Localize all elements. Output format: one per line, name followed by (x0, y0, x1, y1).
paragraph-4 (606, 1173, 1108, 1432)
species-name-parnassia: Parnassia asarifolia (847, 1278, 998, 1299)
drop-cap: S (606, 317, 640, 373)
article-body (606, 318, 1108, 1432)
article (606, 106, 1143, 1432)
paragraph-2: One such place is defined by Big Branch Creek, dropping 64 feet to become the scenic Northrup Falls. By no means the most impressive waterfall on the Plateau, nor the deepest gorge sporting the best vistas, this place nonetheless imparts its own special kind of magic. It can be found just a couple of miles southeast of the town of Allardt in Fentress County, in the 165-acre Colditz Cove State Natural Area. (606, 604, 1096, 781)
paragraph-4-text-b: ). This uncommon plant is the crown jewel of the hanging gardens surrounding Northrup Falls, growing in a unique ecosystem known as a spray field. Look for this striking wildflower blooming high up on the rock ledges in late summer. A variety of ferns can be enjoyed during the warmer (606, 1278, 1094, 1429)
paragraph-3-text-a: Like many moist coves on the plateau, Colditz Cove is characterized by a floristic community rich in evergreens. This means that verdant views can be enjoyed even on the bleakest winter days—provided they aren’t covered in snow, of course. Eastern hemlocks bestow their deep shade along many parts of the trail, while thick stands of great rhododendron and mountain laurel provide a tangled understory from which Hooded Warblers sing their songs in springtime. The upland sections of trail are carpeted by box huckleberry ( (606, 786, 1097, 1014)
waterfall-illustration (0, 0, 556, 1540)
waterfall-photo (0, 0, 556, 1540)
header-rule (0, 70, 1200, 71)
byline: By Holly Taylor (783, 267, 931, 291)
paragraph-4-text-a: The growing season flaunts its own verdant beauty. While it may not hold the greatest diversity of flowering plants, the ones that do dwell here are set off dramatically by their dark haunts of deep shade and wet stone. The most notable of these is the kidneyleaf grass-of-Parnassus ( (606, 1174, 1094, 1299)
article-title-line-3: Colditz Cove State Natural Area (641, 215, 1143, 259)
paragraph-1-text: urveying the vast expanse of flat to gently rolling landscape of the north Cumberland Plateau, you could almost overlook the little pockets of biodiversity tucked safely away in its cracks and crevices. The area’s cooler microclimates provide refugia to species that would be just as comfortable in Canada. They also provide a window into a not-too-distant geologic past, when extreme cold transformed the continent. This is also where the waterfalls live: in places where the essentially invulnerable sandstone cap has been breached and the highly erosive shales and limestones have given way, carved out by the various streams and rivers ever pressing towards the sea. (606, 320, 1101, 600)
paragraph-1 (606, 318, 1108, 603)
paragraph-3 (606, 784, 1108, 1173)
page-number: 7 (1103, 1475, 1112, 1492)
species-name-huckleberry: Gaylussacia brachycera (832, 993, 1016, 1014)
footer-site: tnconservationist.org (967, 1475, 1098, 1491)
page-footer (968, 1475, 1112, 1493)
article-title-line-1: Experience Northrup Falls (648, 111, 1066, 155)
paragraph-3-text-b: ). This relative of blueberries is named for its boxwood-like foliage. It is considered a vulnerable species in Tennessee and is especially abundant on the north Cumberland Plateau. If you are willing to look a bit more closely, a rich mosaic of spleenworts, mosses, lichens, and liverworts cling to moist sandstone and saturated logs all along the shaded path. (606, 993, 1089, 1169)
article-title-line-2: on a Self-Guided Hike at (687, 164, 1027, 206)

◆ ◆ ◆ ◆

[STATED PROBLEM] Reproduce every line of the records above verbatim.

[ANSWER TO THIS PROBLEM]
Localize all elements. Output format: one per line, name followed by (x0, y0, x1, y1).
paragraph-4 (606, 1173, 1108, 1432)
species-name-parnassia: Parnassia asarifolia (847, 1278, 998, 1299)
drop-cap: S (606, 317, 640, 373)
article-body (606, 318, 1108, 1432)
article (606, 106, 1143, 1432)
paragraph-2: One such place is defined by Big Branch Creek, dropping 64 feet to become the scenic Northrup Falls. By no means the most impressive waterfall on the Plateau, nor the deepest gorge sporting the best vistas, this place nonetheless imparts its own special kind of magic. It can be found just a couple of miles southeast of the town of Allardt in Fentress County, in the 165-acre Colditz Cove State Natural Area. (606, 604, 1096, 781)
paragraph-4-text-b: ). This uncommon plant is the crown jewel of the hanging gardens surrounding Northrup Falls, growing in a unique ecosystem known as a spray field. Look for this striking wildflower blooming high up on the rock ledges in late summer. A variety of ferns can be enjoyed during the warmer (606, 1278, 1094, 1429)
paragraph-3-text-a: Like many moist coves on the plateau, Colditz Cove is characterized by a floristic community rich in evergreens. This means that verdant views can be enjoyed even on the bleakest winter days—provided they aren’t covered in snow, of course. Eastern hemlocks bestow their deep shade along many parts of the trail, while thick stands of great rhododendron and mountain laurel provide a tangled understory from which Hooded Warblers sing their songs in springtime. The upland sections of trail are carpeted by box huckleberry ( (606, 786, 1097, 1014)
waterfall-illustration (0, 0, 556, 1540)
waterfall-photo (0, 0, 556, 1540)
header-rule (0, 70, 1200, 71)
byline: By Holly Taylor (783, 267, 931, 291)
paragraph-4-text-a: The growing season flaunts its own verdant beauty. While it may not hold the greatest diversity of flowering plants, the ones that do dwell here are set off dramatically by their dark haunts of deep shade and wet stone. The most notable of these is the kidneyleaf grass-of-Parnassus ( (606, 1174, 1094, 1299)
article-title-line-3: Colditz Cove State Natural Area (641, 215, 1143, 259)
paragraph-1-text: urveying the vast expanse of flat to gently rolling landscape of the north Cumberland Plateau, you could almost overlook the little pockets of biodiversity tucked safely away in its cracks and crevices. The area’s cooler microclimates provide refugia to species that would be just as comfortable in Canada. They also provide a window into a not-too-distant geologic past, when extreme cold transformed the continent. This is also where the waterfalls live: in places where the essentially invulnerable sandstone cap has been breached and the highly erosive shales and limestones have given way, carved out by the various streams and rivers ever pressing towards the sea. (606, 320, 1101, 600)
paragraph-1 (606, 318, 1108, 603)
paragraph-3 (606, 784, 1108, 1173)
page-number: 7 (1103, 1475, 1112, 1492)
species-name-huckleberry: Gaylussacia brachycera (832, 993, 1016, 1014)
footer-site: tnconservationist.org (967, 1475, 1098, 1491)
page-footer (968, 1475, 1112, 1493)
article-title-line-1: Experience Northrup Falls (648, 111, 1066, 155)
paragraph-3-text-b: ). This relative of blueberries is named for its boxwood-like foliage. It is considered a vulnerable species in Tennessee and is especially abundant on the north Cumberland Plateau. If you are willing to look a bit more closely, a rich mosaic of spleenworts, mosses, lichens, and liverworts cling to moist sandstone and saturated logs all along the shaded path. (606, 993, 1089, 1169)
article-title-line-2: on a Self-Guided Hike at (687, 164, 1027, 206)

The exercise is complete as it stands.